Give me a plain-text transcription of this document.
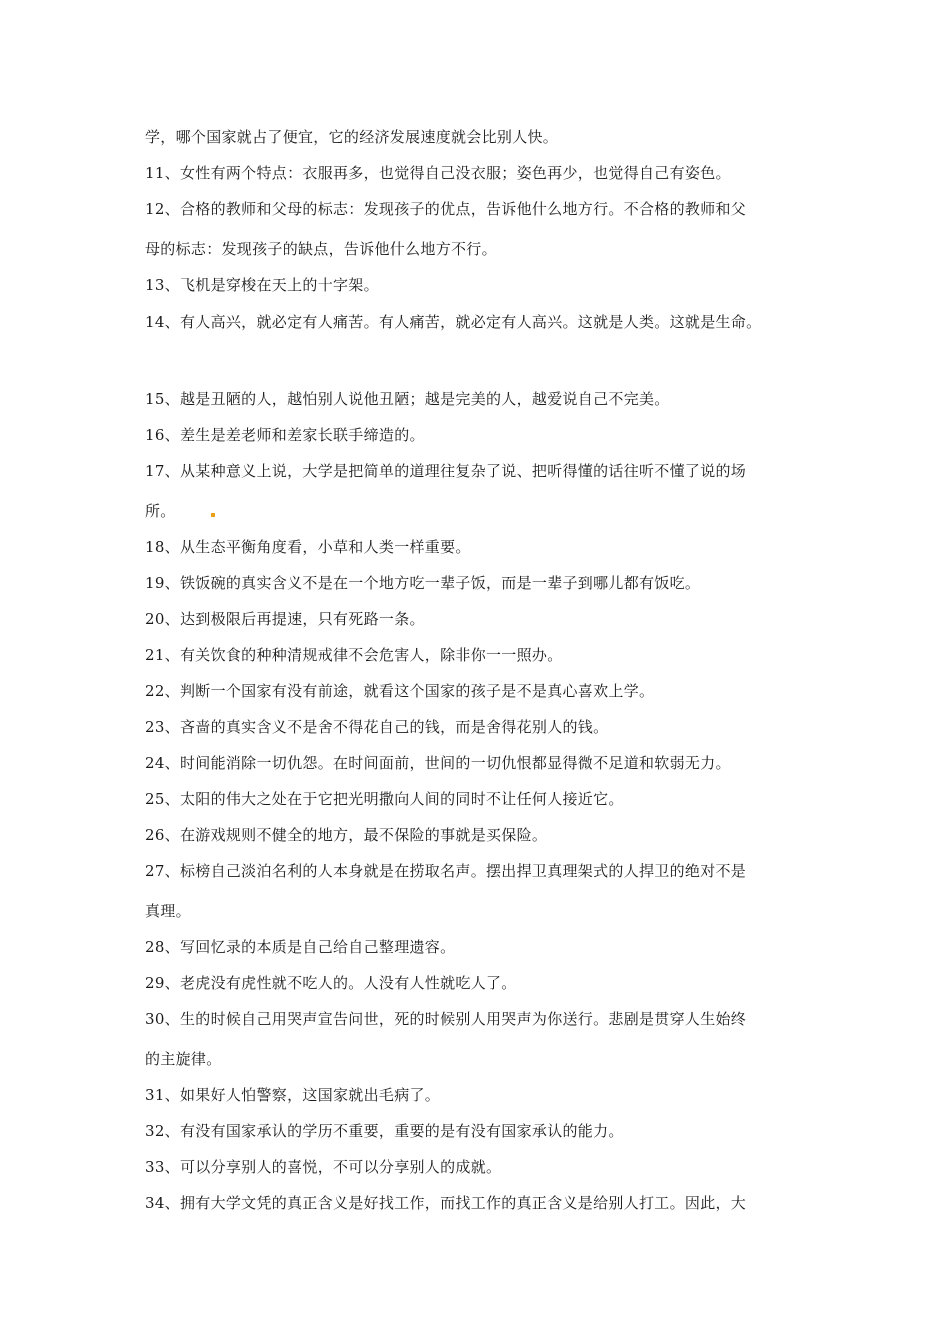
学，哪个国家就占了便宜，它的经济发展速度就会比别人快。
11、女性有两个特点：衣服再多，也觉得自己没衣服；姿色再少，也觉得自己有姿色。
12、合格的教师和父母的标志：发现孩子的优点，告诉他什么地方行。不合格的教师和父
母的标志：发现孩子的缺点，告诉他什么地方不行。
13、飞机是穿梭在天上的十字架。
14、有人高兴，就必定有人痛苦。有人痛苦，就必定有人高兴。这就是人类。这就是生命。
15、越是丑陋的人，越怕别人说他丑陋；越是完美的人，越爱说自己不完美。
16、差生是差老师和差家长联手缔造的。
17、从某种意义上说，大学是把简单的道理往复杂了说、把听得懂的话往听不懂了说的场
所。
18、从生态平衡角度看，小草和人类一样重要。
19、铁饭碗的真实含义不是在一个地方吃一辈子饭，而是一辈子到哪儿都有饭吃。
20、达到极限后再提速，只有死路一条。
21、有关饮食的种种清规戒律不会危害人，除非你一一照办。
22、判断一个国家有没有前途，就看这个国家的孩子是不是真心喜欢上学。
23、吝啬的真实含义不是舍不得花自己的钱，而是舍得花别人的钱。
24、时间能消除一切仇怨。在时间面前，世间的一切仇恨都显得微不足道和软弱无力。
25、太阳的伟大之处在于它把光明撒向人间的同时不让任何人接近它。
26、在游戏规则不健全的地方，最不保险的事就是买保险。
27、标榜自己淡泊名利的人本身就是在捞取名声。摆出捍卫真理架式的人捍卫的绝对不是
真理。
28、写回忆录的本质是自己给自己整理遗容。
29、老虎没有虎性就不吃人的。人没有人性就吃人了。
30、生的时候自己用哭声宣告问世，死的时候别人用哭声为你送行。悲剧是贯穿人生始终
的主旋律。
31、如果好人怕警察，这国家就出毛病了。
32、有没有国家承认的学历不重要，重要的是有没有国家承认的能力。
33、可以分享别人的喜悦，不可以分享别人的成就。
34、拥有大学文凭的真正含义是好找工作，而找工作的真正含义是给别人打工。因此，大
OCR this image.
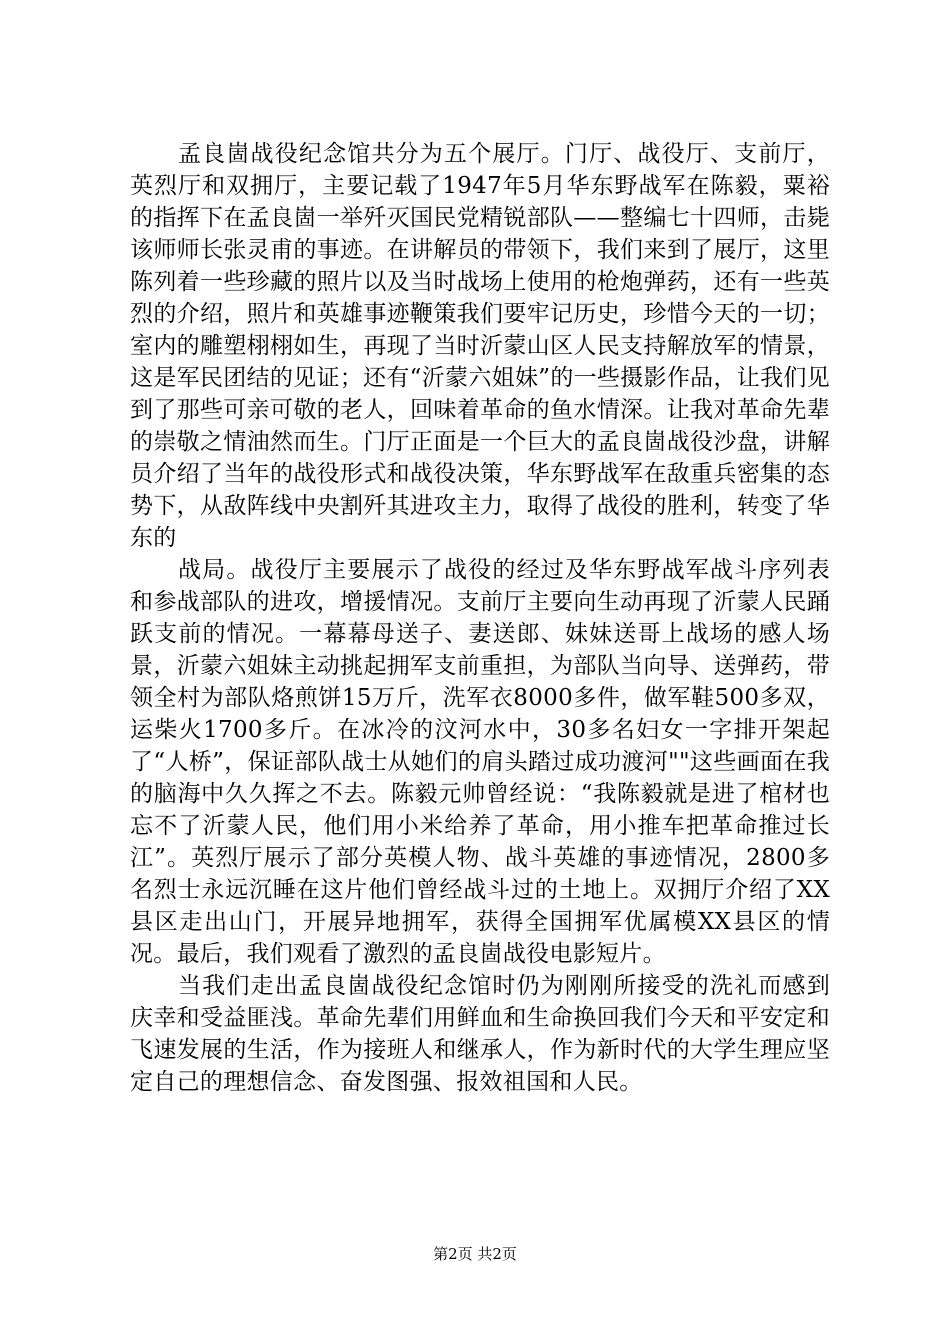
孟良崮战役纪念馆共分为五个展厅。门厅、战役厅、支前厅，英烈厅和双拥厅，主要记载了1947年5月华东野战军在陈毅，粟裕的指挥下在孟良崮一举歼灭国民党精锐部队——整编七十四师，击毙该师师长张灵甫的事迹。在讲解员的带领下，我们来到了展厅，这里陈列着一些珍藏的照片以及当时战场上使用的枪炮弹药，还有一些英烈的介绍，照片和英雄事迹鞭策我们要牢记历史，珍惜今天的一切；室内的雕塑栩栩如生，再现了当时沂蒙山区人民支持解放军的情景，这是军民团结的见证；还有“沂蒙六姐妹”的一些摄影作品，让我们见到了那些可亲可敬的老人，回味着革命的鱼水情深。让我对革命先辈的崇敬之情油然而生。门厅正面是一个巨大的孟良崮战役沙盘，讲解员介绍了当年的战役形式和战役决策，华东野战军在敌重兵密集的态势下，从敌阵线中央割歼其进攻主力，取得了战役的胜利，转变了华东的

战局。战役厅主要展示了战役的经过及华东野战军战斗序列表和参战部队的进攻，增援情况。支前厅主要向生动再现了沂蒙人民踊跃支前的情况。一幕幕母送子、妻送郎、妹妹送哥上战场的感人场景，沂蒙六姐妹主动挑起拥军支前重担，为部队当向导、送弹药，带领全村为部队烙煎饼15万斤，洗军衣8000多件，做军鞋500多双，运柴火1700多斤。在冰冷的汶河水中，30多名妇女一字排开架起了“人桥”，保证部队战士从她们的肩头踏过成功渡河""这些画面在我的脑海中久久挥之不去。陈毅元帅曾经说：“我陈毅就是进了棺材也忘不了沂蒙人民，他们用小米给养了革命，用小推车把革命推过长江”。英烈厅展示了部分英模人物、战斗英雄的事迹情况，2800多名烈士永远沉睡在这片他们曾经战斗过的土地上。双拥厅介绍了XX县区走出山门，开展异地拥军，获得全国拥军优属模XX县区的情况。最后，我们观看了激烈的孟良崮战役电影短片。

当我们走出孟良崮战役纪念馆时仍为刚刚所接受的洗礼而感到庆幸和受益匪浅。革命先辈们用鲜血和生命换回我们今天和平安定和飞速发展的生活，作为接班人和继承人，作为新时代的大学生理应坚定自己的理想信念、奋发图强、报效祖国和人民。

第2页 共2页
──────────
**TASK**
All of the entries above should be duplicated exactly, except for the pictures.

**RESULT FOR THIS EXERCISE**
Give me a plain-text transcription of this document.
学，哪个国家就占了便宜，它的经济发展速度就会比别人快。
11、女性有两个特点：衣服再多，也觉得自己没衣服；姿色再少，也觉得自己有姿色。
12、合格的教师和父母的标志：发现孩子的优点，告诉他什么地方行。不合格的教师和父
母的标志：发现孩子的缺点，告诉他什么地方不行。
13、飞机是穿梭在天上的十字架。
14、有人高兴，就必定有人痛苦。有人痛苦，就必定有人高兴。这就是人类。这就是生命。
15、越是丑陋的人，越怕别人说他丑陋；越是完美的人，越爱说自己不完美。
16、差生是差老师和差家长联手缔造的。
17、从某种意义上说，大学是把简单的道理往复杂了说、把听得懂的话往听不懂了说的场
所。
18、从生态平衡角度看，小草和人类一样重要。
19、铁饭碗的真实含义不是在一个地方吃一辈子饭，而是一辈子到哪儿都有饭吃。
20、达到极限后再提速，只有死路一条。
21、有关饮食的种种清规戒律不会危害人，除非你一一照办。
22、判断一个国家有没有前途，就看这个国家的孩子是不是真心喜欢上学。
23、吝啬的真实含义不是舍不得花自己的钱，而是舍得花别人的钱。
24、时间能消除一切仇怨。在时间面前，世间的一切仇恨都显得微不足道和软弱无力。
25、太阳的伟大之处在于它把光明撒向人间的同时不让任何人接近它。
26、在游戏规则不健全的地方，最不保险的事就是买保险。
27、标榜自己淡泊名利的人本身就是在捞取名声。摆出捍卫真理架式的人捍卫的绝对不是
真理。
28、写回忆录的本质是自己给自己整理遗容。
29、老虎没有虎性就不吃人的。人没有人性就吃人了。
30、生的时候自己用哭声宣告问世，死的时候别人用哭声为你送行。悲剧是贯穿人生始终
的主旋律。
31、如果好人怕警察，这国家就出毛病了。
32、有没有国家承认的学历不重要，重要的是有没有国家承认的能力。
33、可以分享别人的喜悦，不可以分享别人的成就。
34、拥有大学文凭的真正含义是好找工作，而找工作的真正含义是给别人打工。因此，大
OCR this image.
孟良崮战役纪念馆共分为五个展厅。门厅、战役厅、支前厅，英烈厅和双拥厅，主要记载了1947年5月华东野战军在陈毅，粟裕的指挥下在孟良崮一举歼灭国民党精锐部队——整编七十四师，击毙该师师长张灵甫的事迹。在讲解员的带领下，我们来到了展厅，这里陈列着一些珍藏的照片以及当时战场上使用的枪炮弹药，还有一些英烈的介绍，照片和英雄事迹鞭策我们要牢记历史，珍惜今天的一切；室内的雕塑栩栩如生，再现了当时沂蒙山区人民支持解放军的情景，这是军民团结的见证；还有“沂蒙六姐妹”的一些摄影作品，让我们见到了那些可亲可敬的老人，回味着革命的鱼水情深。让我对革命先辈的崇敬之情油然而生。门厅正面是一个巨大的孟良崮战役沙盘，讲解员介绍了当年的战役形式和战役决策，华东野战军在敌重兵密集的态势下，从敌阵线中央割歼其进攻主力，取得了战役的胜利，转变了华东的

战局。战役厅主要展示了战役的经过及华东野战军战斗序列表和参战部队的进攻，增援情况。支前厅主要向生动再现了沂蒙人民踊跃支前的情况。一幕幕母送子、妻送郎、妹妹送哥上战场的感人场景，沂蒙六姐妹主动挑起拥军支前重担，为部队当向导、送弹药，带领全村为部队烙煎饼15万斤，洗军衣8000多件，做军鞋500多双，运柴火1700多斤。在冰冷的汶河水中，30多名妇女一字排开架起了“人桥”，保证部队战士从她们的肩头踏过成功渡河""这些画面在我的脑海中久久挥之不去。陈毅元帅曾经说：“我陈毅就是进了棺材也忘不了沂蒙人民，他们用小米给养了革命，用小推车把革命推过长江”。英烈厅展示了部分英模人物、战斗英雄的事迹情况，2800多名烈士永远沉睡在这片他们曾经战斗过的土地上。双拥厅介绍了XX县区走出山门，开展异地拥军，获得全国拥军优属模XX县区的情况。最后，我们观看了激烈的孟良崮战役电影短片。

当我们走出孟良崮战役纪念馆时仍为刚刚所接受的洗礼而感到庆幸和受益匪浅。革命先辈们用鲜血和生命换回我们今天和平安定和飞速发展的生活，作为接班人和继承人，作为新时代的大学生理应坚定自己的理想信念、奋发图强、报效祖国和人民。

第2页 共2页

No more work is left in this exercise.